The reply should consist of the full listing, written out exactly.
START THE RECORDS
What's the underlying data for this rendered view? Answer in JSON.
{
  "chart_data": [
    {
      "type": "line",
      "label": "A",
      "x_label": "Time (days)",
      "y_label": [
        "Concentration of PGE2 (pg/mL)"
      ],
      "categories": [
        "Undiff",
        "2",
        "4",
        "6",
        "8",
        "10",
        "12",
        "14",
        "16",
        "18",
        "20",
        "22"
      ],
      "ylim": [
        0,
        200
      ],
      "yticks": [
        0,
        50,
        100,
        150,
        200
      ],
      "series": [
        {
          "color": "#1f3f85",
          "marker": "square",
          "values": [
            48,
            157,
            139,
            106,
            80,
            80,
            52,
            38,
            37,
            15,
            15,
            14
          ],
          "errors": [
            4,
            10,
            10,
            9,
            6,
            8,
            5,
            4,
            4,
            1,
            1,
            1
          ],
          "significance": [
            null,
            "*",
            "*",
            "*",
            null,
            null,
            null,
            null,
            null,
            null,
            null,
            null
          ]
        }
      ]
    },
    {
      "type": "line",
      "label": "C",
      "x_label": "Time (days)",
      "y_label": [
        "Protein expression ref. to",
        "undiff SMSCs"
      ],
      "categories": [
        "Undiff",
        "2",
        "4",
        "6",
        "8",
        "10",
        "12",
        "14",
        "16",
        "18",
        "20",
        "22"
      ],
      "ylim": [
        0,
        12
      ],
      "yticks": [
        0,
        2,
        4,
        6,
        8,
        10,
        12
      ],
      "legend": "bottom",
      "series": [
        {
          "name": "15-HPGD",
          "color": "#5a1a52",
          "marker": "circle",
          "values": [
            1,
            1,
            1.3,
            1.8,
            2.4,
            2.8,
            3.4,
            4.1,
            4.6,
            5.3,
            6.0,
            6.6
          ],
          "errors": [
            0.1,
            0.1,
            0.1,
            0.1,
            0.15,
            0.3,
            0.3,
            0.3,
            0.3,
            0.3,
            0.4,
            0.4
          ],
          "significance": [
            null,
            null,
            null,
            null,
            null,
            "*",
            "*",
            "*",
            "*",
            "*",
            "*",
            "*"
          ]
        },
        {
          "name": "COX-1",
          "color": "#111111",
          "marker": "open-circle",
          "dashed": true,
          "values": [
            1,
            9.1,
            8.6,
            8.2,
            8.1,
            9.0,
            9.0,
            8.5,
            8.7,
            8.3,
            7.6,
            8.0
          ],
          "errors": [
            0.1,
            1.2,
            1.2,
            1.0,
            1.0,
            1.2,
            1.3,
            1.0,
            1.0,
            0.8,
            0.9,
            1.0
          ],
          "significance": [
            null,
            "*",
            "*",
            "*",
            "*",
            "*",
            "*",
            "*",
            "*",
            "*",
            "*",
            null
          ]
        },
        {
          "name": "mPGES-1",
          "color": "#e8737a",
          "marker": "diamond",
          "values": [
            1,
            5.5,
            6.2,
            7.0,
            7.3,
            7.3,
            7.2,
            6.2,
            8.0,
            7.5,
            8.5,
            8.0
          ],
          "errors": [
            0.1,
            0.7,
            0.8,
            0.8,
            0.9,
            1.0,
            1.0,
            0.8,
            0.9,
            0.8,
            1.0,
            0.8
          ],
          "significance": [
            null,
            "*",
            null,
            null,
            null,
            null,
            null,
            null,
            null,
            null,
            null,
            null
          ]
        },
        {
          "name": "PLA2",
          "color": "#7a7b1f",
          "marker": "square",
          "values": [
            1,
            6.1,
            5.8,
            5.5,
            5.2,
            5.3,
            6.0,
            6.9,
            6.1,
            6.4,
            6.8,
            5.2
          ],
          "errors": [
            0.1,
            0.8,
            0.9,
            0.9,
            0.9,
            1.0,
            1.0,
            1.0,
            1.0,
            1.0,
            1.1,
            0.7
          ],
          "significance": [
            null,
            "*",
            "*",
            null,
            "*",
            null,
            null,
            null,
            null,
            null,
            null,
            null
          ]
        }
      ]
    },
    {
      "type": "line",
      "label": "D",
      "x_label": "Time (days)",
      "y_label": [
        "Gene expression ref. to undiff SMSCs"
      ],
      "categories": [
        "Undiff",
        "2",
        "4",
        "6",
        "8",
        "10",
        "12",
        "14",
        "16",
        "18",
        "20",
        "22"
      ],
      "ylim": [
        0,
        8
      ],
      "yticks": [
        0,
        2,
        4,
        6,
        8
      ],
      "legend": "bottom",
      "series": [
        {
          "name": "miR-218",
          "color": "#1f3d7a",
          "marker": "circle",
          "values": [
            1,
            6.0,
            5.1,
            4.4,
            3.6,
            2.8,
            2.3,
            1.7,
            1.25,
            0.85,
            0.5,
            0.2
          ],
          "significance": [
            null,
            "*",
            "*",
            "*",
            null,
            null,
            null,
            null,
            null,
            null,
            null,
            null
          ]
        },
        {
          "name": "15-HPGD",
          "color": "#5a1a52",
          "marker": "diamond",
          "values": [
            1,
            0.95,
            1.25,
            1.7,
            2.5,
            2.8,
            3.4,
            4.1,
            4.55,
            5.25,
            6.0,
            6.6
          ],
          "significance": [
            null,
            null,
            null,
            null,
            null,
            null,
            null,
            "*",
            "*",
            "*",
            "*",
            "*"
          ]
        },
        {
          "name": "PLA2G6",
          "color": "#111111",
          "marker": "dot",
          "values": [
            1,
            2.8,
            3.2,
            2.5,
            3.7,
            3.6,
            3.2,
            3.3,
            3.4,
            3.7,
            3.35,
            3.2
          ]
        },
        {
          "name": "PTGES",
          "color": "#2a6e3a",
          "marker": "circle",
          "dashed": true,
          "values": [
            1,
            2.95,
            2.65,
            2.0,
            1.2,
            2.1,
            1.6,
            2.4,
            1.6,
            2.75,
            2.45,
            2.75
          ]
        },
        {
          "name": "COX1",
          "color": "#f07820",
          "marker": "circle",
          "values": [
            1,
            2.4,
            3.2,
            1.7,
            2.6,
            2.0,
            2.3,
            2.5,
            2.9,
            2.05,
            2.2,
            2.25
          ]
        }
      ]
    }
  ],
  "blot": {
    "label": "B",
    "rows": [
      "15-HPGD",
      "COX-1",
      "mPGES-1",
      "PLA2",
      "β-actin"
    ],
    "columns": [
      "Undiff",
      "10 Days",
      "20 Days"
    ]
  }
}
END THE RECORDS
## RESPONSE AREA
What's the underlying data for this rendered view? Answer in JSON.
{
  "chart_data": [
    {
      "type": "line",
      "label": "A",
      "x_label": "Time (days)",
      "y_label": [
        "Concentration of PGE2 (pg/mL)"
      ],
      "categories": [
        "Undiff",
        "2",
        "4",
        "6",
        "8",
        "10",
        "12",
        "14",
        "16",
        "18",
        "20",
        "22"
      ],
      "ylim": [
        0,
        200
      ],
      "yticks": [
        0,
        50,
        100,
        150,
        200
      ],
      "series": [
        {
          "color": "#1f3f85",
          "marker": "square",
          "values": [
            48,
            157,
            139,
            106,
            80,
            80,
            52,
            38,
            37,
            15,
            15,
            14
          ],
          "errors": [
            4,
            10,
            10,
            9,
            6,
            8,
            5,
            4,
            4,
            1,
            1,
            1
          ],
          "significance": [
            null,
            "*",
            "*",
            "*",
            null,
            null,
            null,
            null,
            null,
            null,
            null,
            null
          ]
        }
      ]
    },
    {
      "type": "line",
      "label": "C",
      "x_label": "Time (days)",
      "y_label": [
        "Protein expression ref. to",
        "undiff SMSCs"
      ],
      "categories": [
        "Undiff",
        "2",
        "4",
        "6",
        "8",
        "10",
        "12",
        "14",
        "16",
        "18",
        "20",
        "22"
      ],
      "ylim": [
        0,
        12
      ],
      "yticks": [
        0,
        2,
        4,
        6,
        8,
        10,
        12
      ],
      "legend": "bottom",
      "series": [
        {
          "name": "15-HPGD",
          "color": "#5a1a52",
          "marker": "circle",
          "values": [
            1,
            1,
            1.3,
            1.8,
            2.4,
            2.8,
            3.4,
            4.1,
            4.6,
            5.3,
            6.0,
            6.6
          ],
          "errors": [
            0.1,
            0.1,
            0.1,
            0.1,
            0.15,
            0.3,
            0.3,
            0.3,
            0.3,
            0.3,
            0.4,
            0.4
          ],
          "significance": [
            null,
            null,
            null,
            null,
            null,
            "*",
            "*",
            "*",
            "*",
            "*",
            "*",
            "*"
          ]
        },
        {
          "name": "COX-1",
          "color": "#111111",
          "marker": "open-circle",
          "dashed": true,
          "values": [
            1,
            9.1,
            8.6,
            8.2,
            8.1,
            9.0,
            9.0,
            8.5,
            8.7,
            8.3,
            7.6,
            8.0
          ],
          "errors": [
            0.1,
            1.2,
            1.2,
            1.0,
            1.0,
            1.2,
            1.3,
            1.0,
            1.0,
            0.8,
            0.9,
            1.0
          ],
          "significance": [
            null,
            "*",
            "*",
            "*",
            "*",
            "*",
            "*",
            "*",
            "*",
            "*",
            "*",
            null
          ]
        },
        {
          "name": "mPGES-1",
          "color": "#e8737a",
          "marker": "diamond",
          "values": [
            1,
            5.5,
            6.2,
            7.0,
            7.3,
            7.3,
            7.2,
            6.2,
            8.0,
            7.5,
            8.5,
            8.0
          ],
          "errors": [
            0.1,
            0.7,
            0.8,
            0.8,
            0.9,
            1.0,
            1.0,
            0.8,
            0.9,
            0.8,
            1.0,
            0.8
          ],
          "significance": [
            null,
            "*",
            null,
            null,
            null,
            null,
            null,
            null,
            null,
            null,
            null,
            null
          ]
        },
        {
          "name": "PLA2",
          "color": "#7a7b1f",
          "marker": "square",
          "values": [
            1,
            6.1,
            5.8,
            5.5,
            5.2,
            5.3,
            6.0,
            6.9,
            6.1,
            6.4,
            6.8,
            5.2
          ],
          "errors": [
            0.1,
            0.8,
            0.9,
            0.9,
            0.9,
            1.0,
            1.0,
            1.0,
            1.0,
            1.0,
            1.1,
            0.7
          ],
          "significance": [
            null,
            "*",
            "*",
            null,
            "*",
            null,
            null,
            null,
            null,
            null,
            null,
            null
          ]
        }
      ]
    },
    {
      "type": "line",
      "label": "D",
      "x_label": "Time (days)",
      "y_label": [
        "Gene expression ref. to undiff SMSCs"
      ],
      "categories": [
        "Undiff",
        "2",
        "4",
        "6",
        "8",
        "10",
        "12",
        "14",
        "16",
        "18",
        "20",
        "22"
      ],
      "ylim": [
        0,
        8
      ],
      "yticks": [
        0,
        2,
        4,
        6,
        8
      ],
      "legend": "bottom",
      "series": [
        {
          "name": "miR-218",
          "color": "#1f3d7a",
          "marker": "circle",
          "values": [
            1,
            6.0,
            5.1,
            4.4,
            3.6,
            2.8,
            2.3,
            1.7,
            1.25,
            0.85,
            0.5,
            0.2
          ],
          "significance": [
            null,
            "*",
            "*",
            "*",
            null,
            null,
            null,
            null,
            null,
            null,
            null,
            null
          ]
        },
        {
          "name": "15-HPGD",
          "color": "#5a1a52",
          "marker": "diamond",
          "values": [
            1,
            0.95,
            1.25,
            1.7,
            2.5,
            2.8,
            3.4,
            4.1,
            4.55,
            5.25,
            6.0,
            6.6
          ],
          "significance": [
            null,
            null,
            null,
            null,
            null,
            null,
            null,
            "*",
            "*",
            "*",
            "*",
            "*"
          ]
        },
        {
          "name": "PLA2G6",
          "color": "#111111",
          "marker": "dot",
          "values": [
            1,
            2.8,
            3.2,
            2.5,
            3.7,
            3.6,
            3.2,
            3.3,
            3.4,
            3.7,
            3.35,
            3.2
          ]
        },
        {
          "name": "PTGES",
          "color": "#2a6e3a",
          "marker": "circle",
          "dashed": true,
          "values": [
            1,
            2.95,
            2.65,
            2.0,
            1.2,
            2.1,
            1.6,
            2.4,
            1.6,
            2.75,
            2.45,
            2.75
          ]
        },
        {
          "name": "COX1",
          "color": "#f07820",
          "marker": "circle",
          "values": [
            1,
            2.4,
            3.2,
            1.7,
            2.6,
            2.0,
            2.3,
            2.5,
            2.9,
            2.05,
            2.2,
            2.25
          ]
        }
      ]
    }
  ],
  "blot": {
    "label": "B",
    "rows": [
      "15-HPGD",
      "COX-1",
      "mPGES-1",
      "PLA2",
      "β-actin"
    ],
    "columns": [
      "Undiff",
      "10 Days",
      "20 Days"
    ]
  }
}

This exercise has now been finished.